Input for this task: Begin

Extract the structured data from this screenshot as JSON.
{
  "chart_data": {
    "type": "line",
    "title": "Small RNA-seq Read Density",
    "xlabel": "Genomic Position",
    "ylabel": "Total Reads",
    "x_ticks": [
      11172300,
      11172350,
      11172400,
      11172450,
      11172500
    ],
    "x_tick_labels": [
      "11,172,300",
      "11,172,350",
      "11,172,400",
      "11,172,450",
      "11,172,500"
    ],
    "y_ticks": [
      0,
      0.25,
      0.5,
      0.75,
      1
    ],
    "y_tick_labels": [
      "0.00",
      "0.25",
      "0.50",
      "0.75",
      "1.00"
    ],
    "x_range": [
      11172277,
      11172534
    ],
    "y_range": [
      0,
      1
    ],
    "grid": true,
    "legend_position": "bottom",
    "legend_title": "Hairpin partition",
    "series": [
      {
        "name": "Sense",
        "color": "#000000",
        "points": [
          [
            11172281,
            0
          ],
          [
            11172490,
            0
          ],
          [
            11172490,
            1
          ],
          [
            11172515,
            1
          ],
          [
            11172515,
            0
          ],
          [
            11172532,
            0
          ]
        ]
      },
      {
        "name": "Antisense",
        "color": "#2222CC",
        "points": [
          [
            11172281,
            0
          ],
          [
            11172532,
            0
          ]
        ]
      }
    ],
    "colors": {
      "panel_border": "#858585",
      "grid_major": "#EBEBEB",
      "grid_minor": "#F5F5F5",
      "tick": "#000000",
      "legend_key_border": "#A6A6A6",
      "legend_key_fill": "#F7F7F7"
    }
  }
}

Input for this task: End

> **Task details**
All the records above need to be printed exactly.

> **Answer to the problem**
Extract the structured data from this screenshot as JSON.
{
  "chart_data": {
    "type": "line",
    "title": "Small RNA-seq Read Density",
    "xlabel": "Genomic Position",
    "ylabel": "Total Reads",
    "x_ticks": [
      11172300,
      11172350,
      11172400,
      11172450,
      11172500
    ],
    "x_tick_labels": [
      "11,172,300",
      "11,172,350",
      "11,172,400",
      "11,172,450",
      "11,172,500"
    ],
    "y_ticks": [
      0,
      0.25,
      0.5,
      0.75,
      1
    ],
    "y_tick_labels": [
      "0.00",
      "0.25",
      "0.50",
      "0.75",
      "1.00"
    ],
    "x_range": [
      11172277,
      11172534
    ],
    "y_range": [
      0,
      1
    ],
    "grid": true,
    "legend_position": "bottom",
    "legend_title": "Hairpin partition",
    "series": [
      {
        "name": "Sense",
        "color": "#000000",
        "points": [
          [
            11172281,
            0
          ],
          [
            11172490,
            0
          ],
          [
            11172490,
            1
          ],
          [
            11172515,
            1
          ],
          [
            11172515,
            0
          ],
          [
            11172532,
            0
          ]
        ]
      },
      {
        "name": "Antisense",
        "color": "#2222CC",
        "points": [
          [
            11172281,
            0
          ],
          [
            11172532,
            0
          ]
        ]
      }
    ],
    "colors": {
      "panel_border": "#858585",
      "grid_major": "#EBEBEB",
      "grid_minor": "#F5F5F5",
      "tick": "#000000",
      "legend_key_border": "#A6A6A6",
      "legend_key_fill": "#F7F7F7"
    }
  }
}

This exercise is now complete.